▶ **WHAT TO PRODUCE**
Give the listing again in full, exactly as written.

▶ **RECORDS FOR THE TASK**
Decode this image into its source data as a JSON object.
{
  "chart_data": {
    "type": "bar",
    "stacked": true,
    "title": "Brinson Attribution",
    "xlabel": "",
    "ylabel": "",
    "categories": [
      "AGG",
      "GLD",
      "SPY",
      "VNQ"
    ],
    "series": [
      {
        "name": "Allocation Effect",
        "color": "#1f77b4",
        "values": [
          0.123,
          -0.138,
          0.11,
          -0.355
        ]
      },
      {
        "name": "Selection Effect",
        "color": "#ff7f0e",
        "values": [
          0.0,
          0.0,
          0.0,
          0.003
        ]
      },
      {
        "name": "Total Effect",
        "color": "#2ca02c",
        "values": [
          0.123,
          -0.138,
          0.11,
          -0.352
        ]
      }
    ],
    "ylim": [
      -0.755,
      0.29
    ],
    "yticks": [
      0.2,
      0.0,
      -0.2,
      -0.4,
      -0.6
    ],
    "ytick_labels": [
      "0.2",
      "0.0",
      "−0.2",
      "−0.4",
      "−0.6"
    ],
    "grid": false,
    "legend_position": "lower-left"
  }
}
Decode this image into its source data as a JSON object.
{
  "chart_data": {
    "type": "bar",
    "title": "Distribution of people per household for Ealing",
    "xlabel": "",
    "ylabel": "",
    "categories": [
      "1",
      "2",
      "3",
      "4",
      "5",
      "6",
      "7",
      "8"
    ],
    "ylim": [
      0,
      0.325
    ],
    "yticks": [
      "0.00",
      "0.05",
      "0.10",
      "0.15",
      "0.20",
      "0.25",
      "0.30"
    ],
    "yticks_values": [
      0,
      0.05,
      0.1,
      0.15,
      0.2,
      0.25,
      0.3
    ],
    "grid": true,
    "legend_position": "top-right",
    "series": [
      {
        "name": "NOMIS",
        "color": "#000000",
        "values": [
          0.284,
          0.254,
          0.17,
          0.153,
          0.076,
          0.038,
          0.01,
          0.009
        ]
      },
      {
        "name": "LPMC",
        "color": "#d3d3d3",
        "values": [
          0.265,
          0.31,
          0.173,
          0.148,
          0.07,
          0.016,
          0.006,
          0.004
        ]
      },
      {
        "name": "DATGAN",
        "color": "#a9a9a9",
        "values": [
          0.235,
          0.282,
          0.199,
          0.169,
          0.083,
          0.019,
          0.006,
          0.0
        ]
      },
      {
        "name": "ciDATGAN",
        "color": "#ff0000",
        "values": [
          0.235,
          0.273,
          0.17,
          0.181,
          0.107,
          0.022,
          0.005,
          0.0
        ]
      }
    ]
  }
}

▶ **TASK RESULT**
Decode this image into its source data as a JSON object.
{
  "chart_data": {
    "type": "bar",
    "stacked": true,
    "title": "Brinson Attribution",
    "xlabel": "",
    "ylabel": "",
    "categories": [
      "AGG",
      "GLD",
      "SPY",
      "VNQ"
    ],
    "series": [
      {
        "name": "Allocation Effect",
        "color": "#1f77b4",
        "values": [
          0.123,
          -0.138,
          0.11,
          -0.355
        ]
      },
      {
        "name": "Selection Effect",
        "color": "#ff7f0e",
        "values": [
          0.0,
          0.0,
          0.0,
          0.003
        ]
      },
      {
        "name": "Total Effect",
        "color": "#2ca02c",
        "values": [
          0.123,
          -0.138,
          0.11,
          -0.352
        ]
      }
    ],
    "ylim": [
      -0.755,
      0.29
    ],
    "yticks": [
      0.2,
      0.0,
      -0.2,
      -0.4,
      -0.6
    ],
    "ytick_labels": [
      "0.2",
      "0.0",
      "−0.2",
      "−0.4",
      "−0.6"
    ],
    "grid": false,
    "legend_position": "lower-left"
  }
}
Decode this image into its source data as a JSON object.
{
  "chart_data": {
    "type": "bar",
    "title": "Distribution of people per household for Ealing",
    "xlabel": "",
    "ylabel": "",
    "categories": [
      "1",
      "2",
      "3",
      "4",
      "5",
      "6",
      "7",
      "8"
    ],
    "ylim": [
      0,
      0.325
    ],
    "yticks": [
      "0.00",
      "0.05",
      "0.10",
      "0.15",
      "0.20",
      "0.25",
      "0.30"
    ],
    "yticks_values": [
      0,
      0.05,
      0.1,
      0.15,
      0.2,
      0.25,
      0.3
    ],
    "grid": true,
    "legend_position": "top-right",
    "series": [
      {
        "name": "NOMIS",
        "color": "#000000",
        "values": [
          0.284,
          0.254,
          0.17,
          0.153,
          0.076,
          0.038,
          0.01,
          0.009
        ]
      },
      {
        "name": "LPMC",
        "color": "#d3d3d3",
        "values": [
          0.265,
          0.31,
          0.173,
          0.148,
          0.07,
          0.016,
          0.006,
          0.004
        ]
      },
      {
        "name": "DATGAN",
        "color": "#a9a9a9",
        "values": [
          0.235,
          0.282,
          0.199,
          0.169,
          0.083,
          0.019,
          0.006,
          0.0
        ]
      },
      {
        "name": "ciDATGAN",
        "color": "#ff0000",
        "values": [
          0.235,
          0.273,
          0.17,
          0.181,
          0.107,
          0.022,
          0.005,
          0.0
        ]
      }
    ]
  }
}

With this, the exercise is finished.